--- Start ---

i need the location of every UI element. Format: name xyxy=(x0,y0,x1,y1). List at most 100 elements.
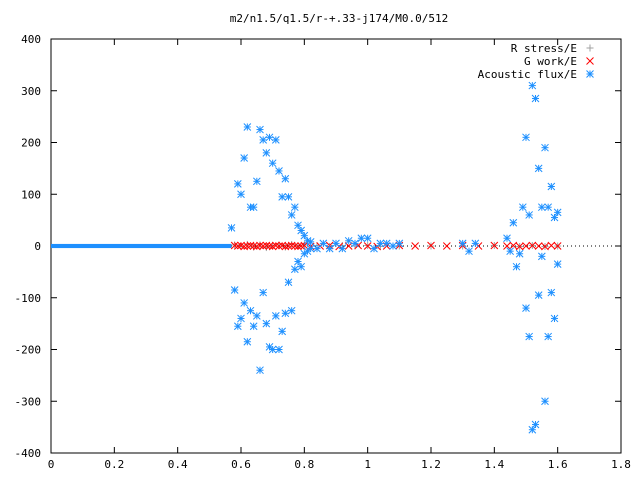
x-tick-label: 1.6 xyxy=(548,458,568,471)
y-tick-label: 0 xyxy=(34,240,41,253)
point-acoustic-flux-e xyxy=(363,234,372,243)
point-acoustic-flux-e xyxy=(534,291,543,300)
point-acoustic-flux-e xyxy=(287,306,296,315)
point-g-work-e xyxy=(287,241,296,250)
point-acoustic-flux-e xyxy=(287,211,296,219)
legend-label: Acoustic flux/E xyxy=(478,68,577,81)
point-acoustic-flux-e xyxy=(281,309,290,318)
point-acoustic-flux-e xyxy=(246,306,255,315)
point-acoustic-flux-e xyxy=(306,244,315,253)
point-acoustic-flux-e xyxy=(275,167,283,175)
point-acoustic-flux-e xyxy=(534,164,543,173)
y-tick-label: 300 xyxy=(21,85,41,98)
x-tick-label: 0 xyxy=(48,458,55,471)
point-acoustic-flux-e xyxy=(522,304,530,312)
point-acoustic-flux-e xyxy=(290,203,299,212)
point-acoustic-flux-e xyxy=(465,247,473,256)
point-acoustic-flux-e xyxy=(503,234,511,243)
point-acoustic-flux-e xyxy=(284,192,293,201)
point-g-work-e xyxy=(246,241,255,250)
point-g-work-e xyxy=(290,242,299,250)
point-acoustic-flux-e xyxy=(518,203,527,212)
legend-marker xyxy=(586,70,594,78)
point-acoustic-flux-e xyxy=(284,278,293,287)
point-acoustic-flux-e xyxy=(471,239,480,248)
point-acoustic-flux-e xyxy=(290,265,299,274)
legend-marker xyxy=(586,44,594,52)
point-acoustic-flux-e xyxy=(528,81,537,90)
legend-marker xyxy=(586,57,594,65)
x-tick-label: 1 xyxy=(364,458,371,471)
point-acoustic-flux-e xyxy=(509,218,518,227)
point-g-work-e xyxy=(249,242,258,250)
point-acoustic-flux-e xyxy=(357,234,366,243)
point-g-work-e xyxy=(411,242,420,250)
point-acoustic-flux-e xyxy=(281,174,290,183)
point-acoustic-flux-e xyxy=(256,125,264,134)
point-g-work-e xyxy=(427,241,435,250)
point-g-work-e xyxy=(256,241,264,250)
x-tick-label: 0.2 xyxy=(104,458,124,471)
point-g-work-e xyxy=(265,242,274,250)
point-acoustic-flux-e xyxy=(265,133,274,142)
point-g-work-e xyxy=(547,241,556,250)
point-acoustic-flux-e xyxy=(531,94,540,103)
x-tick-label: 0.8 xyxy=(294,458,314,471)
point-acoustic-flux-e xyxy=(262,148,271,157)
acoustic-flux-baseline-band xyxy=(51,243,232,249)
point-acoustic-flux-e xyxy=(553,260,562,268)
point-acoustic-flux-e xyxy=(537,252,546,261)
point-acoustic-flux-e xyxy=(382,239,391,248)
point-acoustic-flux-e xyxy=(541,397,549,406)
point-acoustic-flux-e xyxy=(544,203,553,212)
point-acoustic-flux-e xyxy=(306,238,315,246)
y-tick-label: -100 xyxy=(15,292,42,305)
point-acoustic-flux-e xyxy=(259,136,268,144)
point-g-work-e xyxy=(294,242,302,251)
point-g-work-e xyxy=(240,242,249,251)
point-acoustic-flux-e xyxy=(237,314,245,323)
point-acoustic-flux-e xyxy=(278,192,287,201)
point-acoustic-flux-e xyxy=(252,312,261,320)
x-tick-label: 1.8 xyxy=(611,458,631,471)
point-acoustic-flux-e xyxy=(252,177,261,186)
point-acoustic-flux-e xyxy=(338,244,347,253)
point-acoustic-flux-e xyxy=(537,203,546,212)
point-acoustic-flux-e xyxy=(325,244,334,253)
point-g-work-e xyxy=(297,242,306,250)
point-g-work-e xyxy=(553,242,562,250)
y-tick-label: -400 xyxy=(15,447,42,460)
point-g-work-e xyxy=(522,242,530,250)
chart-title: m2/n1.5/q1.5/r-+.33-j174/M0.0/512 xyxy=(230,12,449,25)
point-acoustic-flux-e xyxy=(541,143,549,152)
point-acoustic-flux-e xyxy=(275,345,283,354)
point-g-work-e xyxy=(300,241,309,250)
point-g-work-e xyxy=(534,242,543,250)
point-acoustic-flux-e xyxy=(344,236,353,245)
point-g-work-e xyxy=(271,241,280,250)
point-acoustic-flux-e xyxy=(233,322,242,331)
point-acoustic-flux-e xyxy=(243,123,252,131)
y-tick-label: 400 xyxy=(21,33,41,46)
point-acoustic-flux-e xyxy=(547,182,556,191)
point-acoustic-flux-e xyxy=(522,133,530,142)
point-acoustic-flux-e xyxy=(294,257,302,266)
point-acoustic-flux-e xyxy=(237,190,245,199)
point-g-work-e xyxy=(230,241,239,250)
point-acoustic-flux-e xyxy=(271,312,280,320)
point-g-work-e xyxy=(259,242,268,250)
data-points xyxy=(51,81,562,434)
point-acoustic-flux-e xyxy=(389,242,397,250)
point-g-work-e xyxy=(281,242,290,251)
point-g-work-e xyxy=(490,241,499,250)
point-g-work-e xyxy=(284,242,293,250)
point-g-work-e xyxy=(275,242,283,250)
x-tick-label: 0.4 xyxy=(168,458,188,471)
point-acoustic-flux-e xyxy=(395,239,404,248)
point-g-work-e xyxy=(262,241,271,250)
point-g-work-e xyxy=(515,242,524,251)
point-acoustic-flux-e xyxy=(351,239,359,248)
point-acoustic-flux-e xyxy=(271,136,280,144)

--- End ---

Can you quote all of the data above word for word, leaving out the pictures?

i need the location of every UI element. Format: name xyxy=(x0,y0,x1,y1). List at most 100 elements.
x-tick-label: 1.6 xyxy=(548,458,568,471)
y-tick-label: 0 xyxy=(34,240,41,253)
point-acoustic-flux-e xyxy=(363,234,372,243)
point-acoustic-flux-e xyxy=(534,291,543,300)
point-acoustic-flux-e xyxy=(287,306,296,315)
point-g-work-e xyxy=(287,241,296,250)
point-acoustic-flux-e xyxy=(287,211,296,219)
legend-label: Acoustic flux/E xyxy=(478,68,577,81)
point-acoustic-flux-e xyxy=(281,309,290,318)
point-acoustic-flux-e xyxy=(246,306,255,315)
point-acoustic-flux-e xyxy=(306,244,315,253)
point-acoustic-flux-e xyxy=(275,167,283,175)
point-acoustic-flux-e xyxy=(534,164,543,173)
y-tick-label: 300 xyxy=(21,85,41,98)
x-tick-label: 0 xyxy=(48,458,55,471)
point-acoustic-flux-e xyxy=(522,304,530,312)
point-acoustic-flux-e xyxy=(290,203,299,212)
point-acoustic-flux-e xyxy=(465,247,473,256)
point-acoustic-flux-e xyxy=(503,234,511,243)
point-acoustic-flux-e xyxy=(284,192,293,201)
point-g-work-e xyxy=(246,241,255,250)
point-g-work-e xyxy=(290,242,299,250)
point-acoustic-flux-e xyxy=(518,203,527,212)
legend-marker xyxy=(586,70,594,78)
point-acoustic-flux-e xyxy=(284,278,293,287)
point-acoustic-flux-e xyxy=(471,239,480,248)
point-acoustic-flux-e xyxy=(290,265,299,274)
legend-marker xyxy=(586,44,594,52)
point-acoustic-flux-e xyxy=(528,81,537,90)
legend-marker xyxy=(586,57,594,65)
x-tick-label: 1 xyxy=(364,458,371,471)
point-acoustic-flux-e xyxy=(509,218,518,227)
point-g-work-e xyxy=(249,242,258,250)
point-acoustic-flux-e xyxy=(357,234,366,243)
point-g-work-e xyxy=(411,242,420,250)
point-acoustic-flux-e xyxy=(281,174,290,183)
point-acoustic-flux-e xyxy=(256,125,264,134)
point-g-work-e xyxy=(427,241,435,250)
point-g-work-e xyxy=(256,241,264,250)
x-tick-label: 0.2 xyxy=(104,458,124,471)
point-g-work-e xyxy=(265,242,274,250)
point-acoustic-flux-e xyxy=(265,133,274,142)
point-g-work-e xyxy=(547,241,556,250)
point-acoustic-flux-e xyxy=(531,94,540,103)
x-tick-label: 0.8 xyxy=(294,458,314,471)
point-acoustic-flux-e xyxy=(262,148,271,157)
acoustic-flux-baseline-band xyxy=(51,243,232,249)
point-acoustic-flux-e xyxy=(553,260,562,268)
point-acoustic-flux-e xyxy=(537,252,546,261)
point-acoustic-flux-e xyxy=(382,239,391,248)
point-acoustic-flux-e xyxy=(541,397,549,406)
point-acoustic-flux-e xyxy=(544,203,553,212)
point-acoustic-flux-e xyxy=(306,238,315,246)
y-tick-label: -100 xyxy=(15,292,42,305)
point-acoustic-flux-e xyxy=(259,136,268,144)
point-g-work-e xyxy=(294,242,302,251)
point-g-work-e xyxy=(240,242,249,251)
point-acoustic-flux-e xyxy=(237,314,245,323)
point-acoustic-flux-e xyxy=(278,192,287,201)
point-acoustic-flux-e xyxy=(252,312,261,320)
x-tick-label: 1.8 xyxy=(611,458,631,471)
point-acoustic-flux-e xyxy=(252,177,261,186)
point-acoustic-flux-e xyxy=(338,244,347,253)
point-acoustic-flux-e xyxy=(537,203,546,212)
point-acoustic-flux-e xyxy=(325,244,334,253)
point-g-work-e xyxy=(297,242,306,250)
point-g-work-e xyxy=(553,242,562,250)
y-tick-label: -400 xyxy=(15,447,42,460)
point-g-work-e xyxy=(522,242,530,250)
chart-title: m2/n1.5/q1.5/r-+.33-j174/M0.0/512 xyxy=(230,12,449,25)
point-acoustic-flux-e xyxy=(541,143,549,152)
point-acoustic-flux-e xyxy=(275,345,283,354)
point-g-work-e xyxy=(300,241,309,250)
point-g-work-e xyxy=(534,242,543,250)
point-acoustic-flux-e xyxy=(344,236,353,245)
point-g-work-e xyxy=(271,241,280,250)
point-acoustic-flux-e xyxy=(233,322,242,331)
point-acoustic-flux-e xyxy=(243,123,252,131)
y-tick-label: 400 xyxy=(21,33,41,46)
point-acoustic-flux-e xyxy=(547,182,556,191)
point-acoustic-flux-e xyxy=(522,133,530,142)
point-acoustic-flux-e xyxy=(294,257,302,266)
point-acoustic-flux-e xyxy=(237,190,245,199)
point-g-work-e xyxy=(230,241,239,250)
point-acoustic-flux-e xyxy=(271,312,280,320)
point-g-work-e xyxy=(259,242,268,250)
data-points xyxy=(51,81,562,434)
point-acoustic-flux-e xyxy=(389,242,397,250)
point-g-work-e xyxy=(281,242,290,251)
point-g-work-e xyxy=(490,241,499,250)
point-g-work-e xyxy=(284,242,293,250)
point-g-work-e xyxy=(275,242,283,250)
x-tick-label: 0.4 xyxy=(168,458,188,471)
point-acoustic-flux-e xyxy=(395,239,404,248)
point-g-work-e xyxy=(262,241,271,250)
point-g-work-e xyxy=(515,242,524,251)
point-acoustic-flux-e xyxy=(351,239,359,248)
point-acoustic-flux-e xyxy=(271,136,280,144)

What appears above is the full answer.